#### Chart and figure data
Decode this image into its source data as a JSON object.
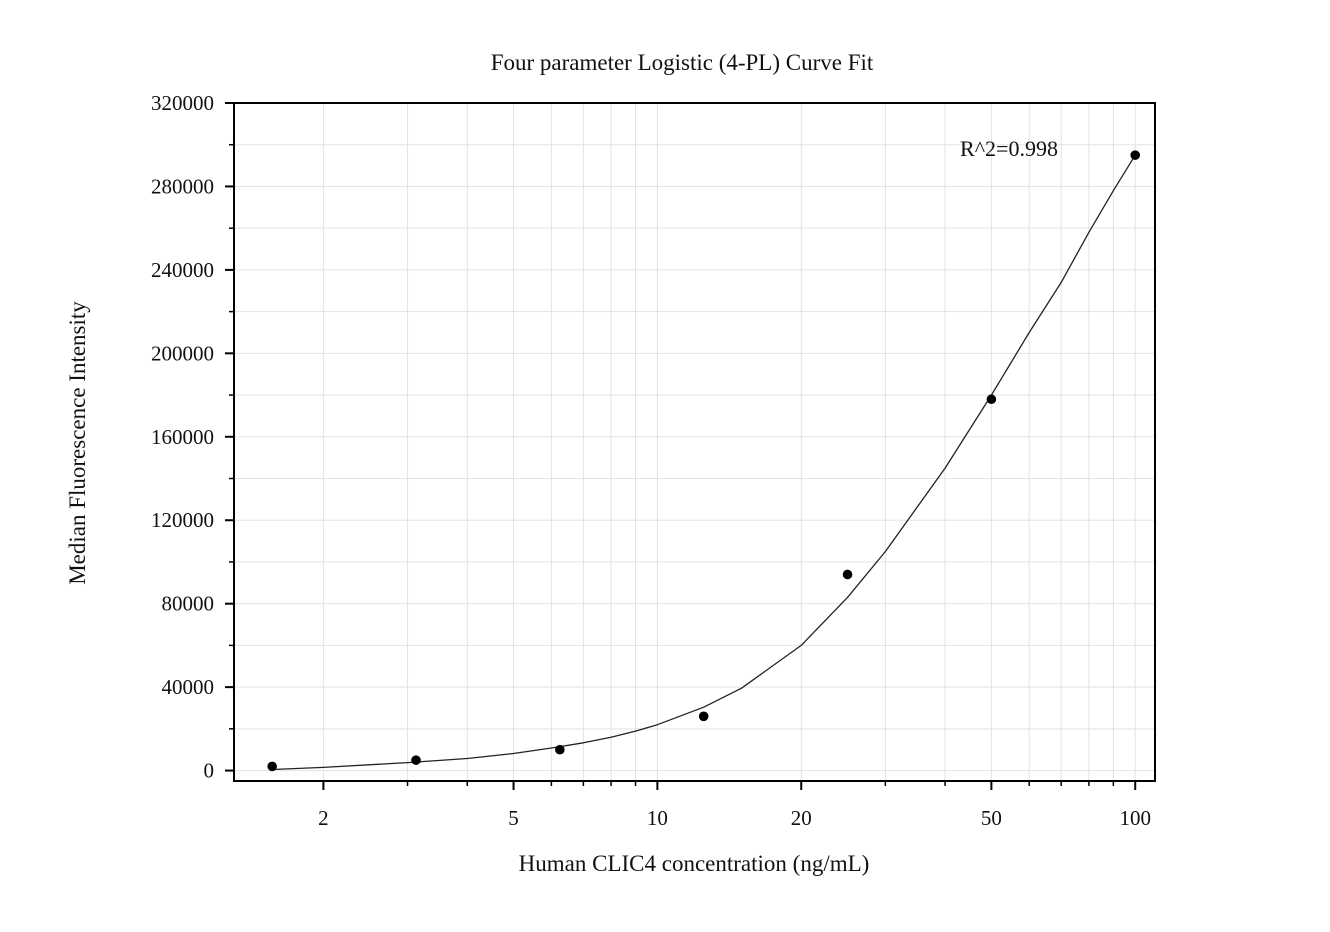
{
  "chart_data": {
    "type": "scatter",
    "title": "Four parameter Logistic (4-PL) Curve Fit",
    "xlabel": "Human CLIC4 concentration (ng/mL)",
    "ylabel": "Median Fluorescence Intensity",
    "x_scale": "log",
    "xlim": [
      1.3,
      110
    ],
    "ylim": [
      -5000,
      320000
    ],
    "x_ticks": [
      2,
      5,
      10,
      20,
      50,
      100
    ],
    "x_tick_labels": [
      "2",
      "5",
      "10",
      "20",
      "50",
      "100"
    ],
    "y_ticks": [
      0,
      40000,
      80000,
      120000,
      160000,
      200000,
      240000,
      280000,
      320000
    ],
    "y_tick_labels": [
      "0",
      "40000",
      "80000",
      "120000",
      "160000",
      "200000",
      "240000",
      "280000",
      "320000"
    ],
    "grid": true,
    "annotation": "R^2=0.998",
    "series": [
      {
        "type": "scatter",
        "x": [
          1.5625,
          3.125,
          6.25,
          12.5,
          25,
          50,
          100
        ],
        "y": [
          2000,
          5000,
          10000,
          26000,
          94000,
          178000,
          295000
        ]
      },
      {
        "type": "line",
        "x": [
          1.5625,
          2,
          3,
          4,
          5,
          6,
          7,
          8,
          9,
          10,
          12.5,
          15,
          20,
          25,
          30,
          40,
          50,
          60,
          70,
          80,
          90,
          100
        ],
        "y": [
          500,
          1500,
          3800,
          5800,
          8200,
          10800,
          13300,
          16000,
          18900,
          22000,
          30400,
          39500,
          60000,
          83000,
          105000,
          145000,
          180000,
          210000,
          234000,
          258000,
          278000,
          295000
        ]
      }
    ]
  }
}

#### EXERCISE AIM
Will you set down the records word for word while leaving out every picture?

#### OUTPUT
Decode this image into its source data as a JSON object.
{
  "chart_data": {
    "type": "scatter",
    "title": "Four parameter Logistic (4-PL) Curve Fit",
    "xlabel": "Human CLIC4 concentration (ng/mL)",
    "ylabel": "Median Fluorescence Intensity",
    "x_scale": "log",
    "xlim": [
      1.3,
      110
    ],
    "ylim": [
      -5000,
      320000
    ],
    "x_ticks": [
      2,
      5,
      10,
      20,
      50,
      100
    ],
    "x_tick_labels": [
      "2",
      "5",
      "10",
      "20",
      "50",
      "100"
    ],
    "y_ticks": [
      0,
      40000,
      80000,
      120000,
      160000,
      200000,
      240000,
      280000,
      320000
    ],
    "y_tick_labels": [
      "0",
      "40000",
      "80000",
      "120000",
      "160000",
      "200000",
      "240000",
      "280000",
      "320000"
    ],
    "grid": true,
    "annotation": "R^2=0.998",
    "series": [
      {
        "type": "scatter",
        "x": [
          1.5625,
          3.125,
          6.25,
          12.5,
          25,
          50,
          100
        ],
        "y": [
          2000,
          5000,
          10000,
          26000,
          94000,
          178000,
          295000
        ]
      },
      {
        "type": "line",
        "x": [
          1.5625,
          2,
          3,
          4,
          5,
          6,
          7,
          8,
          9,
          10,
          12.5,
          15,
          20,
          25,
          30,
          40,
          50,
          60,
          70,
          80,
          90,
          100
        ],
        "y": [
          500,
          1500,
          3800,
          5800,
          8200,
          10800,
          13300,
          16000,
          18900,
          22000,
          30400,
          39500,
          60000,
          83000,
          105000,
          145000,
          180000,
          210000,
          234000,
          258000,
          278000,
          295000
        ]
      }
    ]
  }
}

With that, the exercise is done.